Rows from a dataset.
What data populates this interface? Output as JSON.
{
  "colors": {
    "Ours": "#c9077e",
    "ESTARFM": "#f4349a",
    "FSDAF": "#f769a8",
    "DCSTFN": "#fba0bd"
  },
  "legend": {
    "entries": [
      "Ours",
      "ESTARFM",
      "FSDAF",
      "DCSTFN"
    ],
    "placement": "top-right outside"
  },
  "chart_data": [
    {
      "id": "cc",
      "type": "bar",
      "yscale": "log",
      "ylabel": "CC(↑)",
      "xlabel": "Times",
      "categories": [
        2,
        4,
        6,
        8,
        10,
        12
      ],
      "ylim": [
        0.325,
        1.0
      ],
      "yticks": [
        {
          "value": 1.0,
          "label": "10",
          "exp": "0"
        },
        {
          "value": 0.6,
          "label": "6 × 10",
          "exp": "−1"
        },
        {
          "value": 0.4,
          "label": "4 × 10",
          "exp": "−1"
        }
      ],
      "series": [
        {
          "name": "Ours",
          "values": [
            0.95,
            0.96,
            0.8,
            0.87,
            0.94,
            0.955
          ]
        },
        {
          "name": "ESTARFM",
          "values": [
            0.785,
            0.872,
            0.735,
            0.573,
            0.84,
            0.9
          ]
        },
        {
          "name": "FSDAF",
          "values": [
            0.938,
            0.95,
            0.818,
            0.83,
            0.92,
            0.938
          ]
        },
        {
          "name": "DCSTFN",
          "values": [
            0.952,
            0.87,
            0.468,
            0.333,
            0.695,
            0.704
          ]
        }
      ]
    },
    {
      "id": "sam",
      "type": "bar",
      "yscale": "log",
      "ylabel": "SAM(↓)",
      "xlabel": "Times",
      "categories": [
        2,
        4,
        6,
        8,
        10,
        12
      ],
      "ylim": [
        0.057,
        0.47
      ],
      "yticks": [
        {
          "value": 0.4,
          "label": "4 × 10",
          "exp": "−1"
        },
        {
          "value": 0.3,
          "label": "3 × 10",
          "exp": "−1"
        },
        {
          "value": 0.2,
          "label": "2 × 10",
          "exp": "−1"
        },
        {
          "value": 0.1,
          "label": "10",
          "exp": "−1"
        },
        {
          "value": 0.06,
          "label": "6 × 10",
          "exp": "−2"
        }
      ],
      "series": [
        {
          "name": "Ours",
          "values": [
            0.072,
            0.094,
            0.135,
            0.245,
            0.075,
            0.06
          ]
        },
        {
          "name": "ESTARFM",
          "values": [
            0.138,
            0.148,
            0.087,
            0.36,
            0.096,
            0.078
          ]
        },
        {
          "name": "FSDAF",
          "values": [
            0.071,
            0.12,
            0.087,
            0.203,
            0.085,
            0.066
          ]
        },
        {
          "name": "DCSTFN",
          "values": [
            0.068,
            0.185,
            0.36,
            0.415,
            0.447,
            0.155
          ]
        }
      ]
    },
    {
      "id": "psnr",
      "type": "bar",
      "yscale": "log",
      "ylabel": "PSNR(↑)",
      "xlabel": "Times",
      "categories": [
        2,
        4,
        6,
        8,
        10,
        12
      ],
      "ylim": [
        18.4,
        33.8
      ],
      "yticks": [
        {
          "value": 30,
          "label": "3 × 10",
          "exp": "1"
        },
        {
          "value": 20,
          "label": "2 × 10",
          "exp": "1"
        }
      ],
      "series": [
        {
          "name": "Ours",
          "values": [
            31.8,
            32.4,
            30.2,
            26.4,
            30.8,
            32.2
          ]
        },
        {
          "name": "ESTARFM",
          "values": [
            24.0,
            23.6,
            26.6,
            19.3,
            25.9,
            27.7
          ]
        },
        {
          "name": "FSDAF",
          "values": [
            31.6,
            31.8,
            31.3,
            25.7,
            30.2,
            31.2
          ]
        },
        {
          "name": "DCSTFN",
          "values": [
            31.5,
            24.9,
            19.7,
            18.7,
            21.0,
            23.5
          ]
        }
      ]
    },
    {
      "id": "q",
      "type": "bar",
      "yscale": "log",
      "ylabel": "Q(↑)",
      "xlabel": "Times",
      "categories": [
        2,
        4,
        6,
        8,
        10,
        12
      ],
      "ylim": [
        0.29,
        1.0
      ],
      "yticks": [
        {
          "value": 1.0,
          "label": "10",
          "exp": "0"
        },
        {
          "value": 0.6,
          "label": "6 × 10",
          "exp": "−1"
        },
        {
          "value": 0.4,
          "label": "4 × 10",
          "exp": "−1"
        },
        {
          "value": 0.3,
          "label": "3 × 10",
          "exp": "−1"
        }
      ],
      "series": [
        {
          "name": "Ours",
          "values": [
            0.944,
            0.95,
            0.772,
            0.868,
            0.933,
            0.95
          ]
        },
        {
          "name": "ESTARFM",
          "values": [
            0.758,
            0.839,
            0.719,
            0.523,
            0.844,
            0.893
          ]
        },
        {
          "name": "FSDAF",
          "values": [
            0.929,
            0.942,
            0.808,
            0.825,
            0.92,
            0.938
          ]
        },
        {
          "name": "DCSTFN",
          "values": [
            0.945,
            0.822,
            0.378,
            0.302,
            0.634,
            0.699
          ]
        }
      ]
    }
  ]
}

Instructions for the task. Recopy all the lines exactly as they appear.

Answer to the task.
What data populates this interface? Output as JSON.
{
  "colors": {
    "Ours": "#c9077e",
    "ESTARFM": "#f4349a",
    "FSDAF": "#f769a8",
    "DCSTFN": "#fba0bd"
  },
  "legend": {
    "entries": [
      "Ours",
      "ESTARFM",
      "FSDAF",
      "DCSTFN"
    ],
    "placement": "top-right outside"
  },
  "chart_data": [
    {
      "id": "cc",
      "type": "bar",
      "yscale": "log",
      "ylabel": "CC(↑)",
      "xlabel": "Times",
      "categories": [
        2,
        4,
        6,
        8,
        10,
        12
      ],
      "ylim": [
        0.325,
        1.0
      ],
      "yticks": [
        {
          "value": 1.0,
          "label": "10",
          "exp": "0"
        },
        {
          "value": 0.6,
          "label": "6 × 10",
          "exp": "−1"
        },
        {
          "value": 0.4,
          "label": "4 × 10",
          "exp": "−1"
        }
      ],
      "series": [
        {
          "name": "Ours",
          "values": [
            0.95,
            0.96,
            0.8,
            0.87,
            0.94,
            0.955
          ]
        },
        {
          "name": "ESTARFM",
          "values": [
            0.785,
            0.872,
            0.735,
            0.573,
            0.84,
            0.9
          ]
        },
        {
          "name": "FSDAF",
          "values": [
            0.938,
            0.95,
            0.818,
            0.83,
            0.92,
            0.938
          ]
        },
        {
          "name": "DCSTFN",
          "values": [
            0.952,
            0.87,
            0.468,
            0.333,
            0.695,
            0.704
          ]
        }
      ]
    },
    {
      "id": "sam",
      "type": "bar",
      "yscale": "log",
      "ylabel": "SAM(↓)",
      "xlabel": "Times",
      "categories": [
        2,
        4,
        6,
        8,
        10,
        12
      ],
      "ylim": [
        0.057,
        0.47
      ],
      "yticks": [
        {
          "value": 0.4,
          "label": "4 × 10",
          "exp": "−1"
        },
        {
          "value": 0.3,
          "label": "3 × 10",
          "exp": "−1"
        },
        {
          "value": 0.2,
          "label": "2 × 10",
          "exp": "−1"
        },
        {
          "value": 0.1,
          "label": "10",
          "exp": "−1"
        },
        {
          "value": 0.06,
          "label": "6 × 10",
          "exp": "−2"
        }
      ],
      "series": [
        {
          "name": "Ours",
          "values": [
            0.072,
            0.094,
            0.135,
            0.245,
            0.075,
            0.06
          ]
        },
        {
          "name": "ESTARFM",
          "values": [
            0.138,
            0.148,
            0.087,
            0.36,
            0.096,
            0.078
          ]
        },
        {
          "name": "FSDAF",
          "values": [
            0.071,
            0.12,
            0.087,
            0.203,
            0.085,
            0.066
          ]
        },
        {
          "name": "DCSTFN",
          "values": [
            0.068,
            0.185,
            0.36,
            0.415,
            0.447,
            0.155
          ]
        }
      ]
    },
    {
      "id": "psnr",
      "type": "bar",
      "yscale": "log",
      "ylabel": "PSNR(↑)",
      "xlabel": "Times",
      "categories": [
        2,
        4,
        6,
        8,
        10,
        12
      ],
      "ylim": [
        18.4,
        33.8
      ],
      "yticks": [
        {
          "value": 30,
          "label": "3 × 10",
          "exp": "1"
        },
        {
          "value": 20,
          "label": "2 × 10",
          "exp": "1"
        }
      ],
      "series": [
        {
          "name": "Ours",
          "values": [
            31.8,
            32.4,
            30.2,
            26.4,
            30.8,
            32.2
          ]
        },
        {
          "name": "ESTARFM",
          "values": [
            24.0,
            23.6,
            26.6,
            19.3,
            25.9,
            27.7
          ]
        },
        {
          "name": "FSDAF",
          "values": [
            31.6,
            31.8,
            31.3,
            25.7,
            30.2,
            31.2
          ]
        },
        {
          "name": "DCSTFN",
          "values": [
            31.5,
            24.9,
            19.7,
            18.7,
            21.0,
            23.5
          ]
        }
      ]
    },
    {
      "id": "q",
      "type": "bar",
      "yscale": "log",
      "ylabel": "Q(↑)",
      "xlabel": "Times",
      "categories": [
        2,
        4,
        6,
        8,
        10,
        12
      ],
      "ylim": [
        0.29,
        1.0
      ],
      "yticks": [
        {
          "value": 1.0,
          "label": "10",
          "exp": "0"
        },
        {
          "value": 0.6,
          "label": "6 × 10",
          "exp": "−1"
        },
        {
          "value": 0.4,
          "label": "4 × 10",
          "exp": "−1"
        },
        {
          "value": 0.3,
          "label": "3 × 10",
          "exp": "−1"
        }
      ],
      "series": [
        {
          "name": "Ours",
          "values": [
            0.944,
            0.95,
            0.772,
            0.868,
            0.933,
            0.95
          ]
        },
        {
          "name": "ESTARFM",
          "values": [
            0.758,
            0.839,
            0.719,
            0.523,
            0.844,
            0.893
          ]
        },
        {
          "name": "FSDAF",
          "values": [
            0.929,
            0.942,
            0.808,
            0.825,
            0.92,
            0.938
          ]
        },
        {
          "name": "DCSTFN",
          "values": [
            0.945,
            0.822,
            0.378,
            0.302,
            0.634,
            0.699
          ]
        }
      ]
    }
  ]
}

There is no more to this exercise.